### Challenge
Return the full listing exactly as it is written.

### Input records
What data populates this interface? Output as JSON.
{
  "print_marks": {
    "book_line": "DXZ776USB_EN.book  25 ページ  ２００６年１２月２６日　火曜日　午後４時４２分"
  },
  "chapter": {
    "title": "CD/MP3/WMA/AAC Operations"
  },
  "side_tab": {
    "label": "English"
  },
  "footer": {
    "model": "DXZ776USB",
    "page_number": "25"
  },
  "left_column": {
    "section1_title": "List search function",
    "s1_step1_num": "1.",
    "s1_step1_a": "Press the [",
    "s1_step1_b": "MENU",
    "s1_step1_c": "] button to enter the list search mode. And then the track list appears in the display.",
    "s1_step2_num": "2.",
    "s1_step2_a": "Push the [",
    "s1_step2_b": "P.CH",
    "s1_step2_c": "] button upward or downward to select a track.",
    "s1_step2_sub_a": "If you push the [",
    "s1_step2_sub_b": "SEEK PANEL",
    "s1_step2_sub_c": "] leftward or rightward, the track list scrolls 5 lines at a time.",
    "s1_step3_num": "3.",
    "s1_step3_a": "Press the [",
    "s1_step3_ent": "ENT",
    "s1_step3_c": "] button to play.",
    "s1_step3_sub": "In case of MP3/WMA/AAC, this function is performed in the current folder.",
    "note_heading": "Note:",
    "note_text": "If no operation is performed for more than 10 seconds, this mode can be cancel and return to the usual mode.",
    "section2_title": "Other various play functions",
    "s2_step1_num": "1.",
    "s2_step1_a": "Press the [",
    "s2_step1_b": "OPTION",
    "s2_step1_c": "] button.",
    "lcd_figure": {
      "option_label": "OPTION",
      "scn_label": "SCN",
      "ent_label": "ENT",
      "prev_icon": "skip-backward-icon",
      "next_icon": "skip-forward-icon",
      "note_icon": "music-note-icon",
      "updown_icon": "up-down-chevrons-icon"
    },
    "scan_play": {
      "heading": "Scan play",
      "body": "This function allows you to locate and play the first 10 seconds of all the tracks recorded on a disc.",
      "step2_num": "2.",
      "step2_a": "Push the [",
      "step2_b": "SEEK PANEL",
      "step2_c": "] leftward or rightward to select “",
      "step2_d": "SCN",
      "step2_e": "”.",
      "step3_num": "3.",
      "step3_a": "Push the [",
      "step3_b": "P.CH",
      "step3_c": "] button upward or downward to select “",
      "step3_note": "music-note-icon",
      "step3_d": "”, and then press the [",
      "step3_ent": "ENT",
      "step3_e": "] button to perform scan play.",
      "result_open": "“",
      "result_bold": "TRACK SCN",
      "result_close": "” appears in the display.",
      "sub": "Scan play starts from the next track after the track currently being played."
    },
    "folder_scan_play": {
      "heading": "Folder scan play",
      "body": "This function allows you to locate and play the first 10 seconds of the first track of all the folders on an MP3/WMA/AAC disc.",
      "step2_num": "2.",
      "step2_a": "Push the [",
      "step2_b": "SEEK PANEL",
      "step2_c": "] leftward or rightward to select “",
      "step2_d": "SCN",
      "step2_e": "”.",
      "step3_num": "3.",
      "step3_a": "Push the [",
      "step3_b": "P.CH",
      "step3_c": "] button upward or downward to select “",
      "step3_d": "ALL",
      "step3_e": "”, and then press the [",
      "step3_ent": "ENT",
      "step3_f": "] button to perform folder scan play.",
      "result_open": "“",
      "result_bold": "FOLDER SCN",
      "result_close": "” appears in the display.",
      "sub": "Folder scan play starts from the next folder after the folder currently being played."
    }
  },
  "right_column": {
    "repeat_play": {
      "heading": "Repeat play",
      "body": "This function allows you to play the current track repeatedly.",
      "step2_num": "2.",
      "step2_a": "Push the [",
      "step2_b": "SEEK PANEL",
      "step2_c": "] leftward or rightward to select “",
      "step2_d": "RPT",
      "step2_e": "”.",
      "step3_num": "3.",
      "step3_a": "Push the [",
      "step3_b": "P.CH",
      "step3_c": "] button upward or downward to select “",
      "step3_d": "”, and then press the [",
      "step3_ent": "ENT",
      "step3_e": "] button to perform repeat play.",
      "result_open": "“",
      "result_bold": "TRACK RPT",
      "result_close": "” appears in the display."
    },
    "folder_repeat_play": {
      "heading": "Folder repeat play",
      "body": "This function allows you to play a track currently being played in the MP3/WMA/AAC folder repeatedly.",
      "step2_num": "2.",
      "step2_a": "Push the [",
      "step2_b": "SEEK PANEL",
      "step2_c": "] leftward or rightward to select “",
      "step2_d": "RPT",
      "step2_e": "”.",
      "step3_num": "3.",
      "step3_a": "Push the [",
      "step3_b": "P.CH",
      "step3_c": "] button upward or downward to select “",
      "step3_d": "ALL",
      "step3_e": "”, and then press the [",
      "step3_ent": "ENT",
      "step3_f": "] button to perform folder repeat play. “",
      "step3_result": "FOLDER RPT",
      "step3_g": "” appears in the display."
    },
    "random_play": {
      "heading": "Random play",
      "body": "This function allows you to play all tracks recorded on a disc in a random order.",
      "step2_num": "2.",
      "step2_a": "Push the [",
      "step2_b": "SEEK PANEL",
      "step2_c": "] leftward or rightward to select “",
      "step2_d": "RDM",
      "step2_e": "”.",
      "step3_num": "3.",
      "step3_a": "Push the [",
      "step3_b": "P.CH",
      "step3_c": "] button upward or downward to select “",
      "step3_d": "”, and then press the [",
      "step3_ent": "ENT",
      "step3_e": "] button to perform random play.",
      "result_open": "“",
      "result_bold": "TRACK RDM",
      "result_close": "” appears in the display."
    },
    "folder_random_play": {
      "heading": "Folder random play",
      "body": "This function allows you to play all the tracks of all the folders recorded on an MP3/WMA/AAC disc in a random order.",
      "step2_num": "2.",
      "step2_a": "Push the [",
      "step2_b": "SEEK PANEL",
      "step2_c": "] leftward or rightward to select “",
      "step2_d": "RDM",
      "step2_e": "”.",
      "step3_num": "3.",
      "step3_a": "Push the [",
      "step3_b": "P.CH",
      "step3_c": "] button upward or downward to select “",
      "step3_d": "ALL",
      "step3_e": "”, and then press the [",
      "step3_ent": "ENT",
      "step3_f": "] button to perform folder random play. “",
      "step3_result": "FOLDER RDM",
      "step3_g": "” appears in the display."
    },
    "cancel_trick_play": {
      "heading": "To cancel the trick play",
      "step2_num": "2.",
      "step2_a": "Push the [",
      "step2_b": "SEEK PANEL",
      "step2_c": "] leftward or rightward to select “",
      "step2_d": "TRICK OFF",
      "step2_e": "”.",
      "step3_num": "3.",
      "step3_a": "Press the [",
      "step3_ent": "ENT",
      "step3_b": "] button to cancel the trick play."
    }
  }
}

### Result of this task
What data populates this interface? Output as JSON.
{
  "print_marks": {
    "book_line": "DXZ776USB_EN.book  25 ページ  ２００６年１２月２６日　火曜日　午後４時４２分"
  },
  "chapter": {
    "title": "CD/MP3/WMA/AAC Operations"
  },
  "side_tab": {
    "label": "English"
  },
  "footer": {
    "model": "DXZ776USB",
    "page_number": "25"
  },
  "left_column": {
    "section1_title": "List search function",
    "s1_step1_num": "1.",
    "s1_step1_a": "Press the [",
    "s1_step1_b": "MENU",
    "s1_step1_c": "] button to enter the list search mode. And then the track list appears in the display.",
    "s1_step2_num": "2.",
    "s1_step2_a": "Push the [",
    "s1_step2_b": "P.CH",
    "s1_step2_c": "] button upward or downward to select a track.",
    "s1_step2_sub_a": "If you push the [",
    "s1_step2_sub_b": "SEEK PANEL",
    "s1_step2_sub_c": "] leftward or rightward, the track list scrolls 5 lines at a time.",
    "s1_step3_num": "3.",
    "s1_step3_a": "Press the [",
    "s1_step3_ent": "ENT",
    "s1_step3_c": "] button to play.",
    "s1_step3_sub": "In case of MP3/WMA/AAC, this function is performed in the current folder.",
    "note_heading": "Note:",
    "note_text": "If no operation is performed for more than 10 seconds, this mode can be cancel and return to the usual mode.",
    "section2_title": "Other various play functions",
    "s2_step1_num": "1.",
    "s2_step1_a": "Press the [",
    "s2_step1_b": "OPTION",
    "s2_step1_c": "] button.",
    "lcd_figure": {
      "option_label": "OPTION",
      "scn_label": "SCN",
      "ent_label": "ENT",
      "prev_icon": "skip-backward-icon",
      "next_icon": "skip-forward-icon",
      "note_icon": "music-note-icon",
      "updown_icon": "up-down-chevrons-icon"
    },
    "scan_play": {
      "heading": "Scan play",
      "body": "This function allows you to locate and play the first 10 seconds of all the tracks recorded on a disc.",
      "step2_num": "2.",
      "step2_a": "Push the [",
      "step2_b": "SEEK PANEL",
      "step2_c": "] leftward or rightward to select “",
      "step2_d": "SCN",
      "step2_e": "”.",
      "step3_num": "3.",
      "step3_a": "Push the [",
      "step3_b": "P.CH",
      "step3_c": "] button upward or downward to select “",
      "step3_note": "music-note-icon",
      "step3_d": "”, and then press the [",
      "step3_ent": "ENT",
      "step3_e": "] button to perform scan play.",
      "result_open": "“",
      "result_bold": "TRACK SCN",
      "result_close": "” appears in the display.",
      "sub": "Scan play starts from the next track after the track currently being played."
    },
    "folder_scan_play": {
      "heading": "Folder scan play",
      "body": "This function allows you to locate and play the first 10 seconds of the first track of all the folders on an MP3/WMA/AAC disc.",
      "step2_num": "2.",
      "step2_a": "Push the [",
      "step2_b": "SEEK PANEL",
      "step2_c": "] leftward or rightward to select “",
      "step2_d": "SCN",
      "step2_e": "”.",
      "step3_num": "3.",
      "step3_a": "Push the [",
      "step3_b": "P.CH",
      "step3_c": "] button upward or downward to select “",
      "step3_d": "ALL",
      "step3_e": "”, and then press the [",
      "step3_ent": "ENT",
      "step3_f": "] button to perform folder scan play.",
      "result_open": "“",
      "result_bold": "FOLDER SCN",
      "result_close": "” appears in the display.",
      "sub": "Folder scan play starts from the next folder after the folder currently being played."
    }
  },
  "right_column": {
    "repeat_play": {
      "heading": "Repeat play",
      "body": "This function allows you to play the current track repeatedly.",
      "step2_num": "2.",
      "step2_a": "Push the [",
      "step2_b": "SEEK PANEL",
      "step2_c": "] leftward or rightward to select “",
      "step2_d": "RPT",
      "step2_e": "”.",
      "step3_num": "3.",
      "step3_a": "Push the [",
      "step3_b": "P.CH",
      "step3_c": "] button upward or downward to select “",
      "step3_d": "”, and then press the [",
      "step3_ent": "ENT",
      "step3_e": "] button to perform repeat play.",
      "result_open": "“",
      "result_bold": "TRACK RPT",
      "result_close": "” appears in the display."
    },
    "folder_repeat_play": {
      "heading": "Folder repeat play",
      "body": "This function allows you to play a track currently being played in the MP3/WMA/AAC folder repeatedly.",
      "step2_num": "2.",
      "step2_a": "Push the [",
      "step2_b": "SEEK PANEL",
      "step2_c": "] leftward or rightward to select “",
      "step2_d": "RPT",
      "step2_e": "”.",
      "step3_num": "3.",
      "step3_a": "Push the [",
      "step3_b": "P.CH",
      "step3_c": "] button upward or downward to select “",
      "step3_d": "ALL",
      "step3_e": "”, and then press the [",
      "step3_ent": "ENT",
      "step3_f": "] button to perform folder repeat play. “",
      "step3_result": "FOLDER RPT",
      "step3_g": "” appears in the display."
    },
    "random_play": {
      "heading": "Random play",
      "body": "This function allows you to play all tracks recorded on a disc in a random order.",
      "step2_num": "2.",
      "step2_a": "Push the [",
      "step2_b": "SEEK PANEL",
      "step2_c": "] leftward or rightward to select “",
      "step2_d": "RDM",
      "step2_e": "”.",
      "step3_num": "3.",
      "step3_a": "Push the [",
      "step3_b": "P.CH",
      "step3_c": "] button upward or downward to select “",
      "step3_d": "”, and then press the [",
      "step3_ent": "ENT",
      "step3_e": "] button to perform random play.",
      "result_open": "“",
      "result_bold": "TRACK RDM",
      "result_close": "” appears in the display."
    },
    "folder_random_play": {
      "heading": "Folder random play",
      "body": "This function allows you to play all the tracks of all the folders recorded on an MP3/WMA/AAC disc in a random order.",
      "step2_num": "2.",
      "step2_a": "Push the [",
      "step2_b": "SEEK PANEL",
      "step2_c": "] leftward or rightward to select “",
      "step2_d": "RDM",
      "step2_e": "”.",
      "step3_num": "3.",
      "step3_a": "Push the [",
      "step3_b": "P.CH",
      "step3_c": "] button upward or downward to select “",
      "step3_d": "ALL",
      "step3_e": "”, and then press the [",
      "step3_ent": "ENT",
      "step3_f": "] button to perform folder random play. “",
      "step3_result": "FOLDER RDM",
      "step3_g": "” appears in the display."
    },
    "cancel_trick_play": {
      "heading": "To cancel the trick play",
      "step2_num": "2.",
      "step2_a": "Push the [",
      "step2_b": "SEEK PANEL",
      "step2_c": "] leftward or rightward to select “",
      "step2_d": "TRICK OFF",
      "step2_e": "”.",
      "step3_num": "3.",
      "step3_a": "Press the [",
      "step3_ent": "ENT",
      "step3_b": "] button to cancel the trick play."
    }
  }
}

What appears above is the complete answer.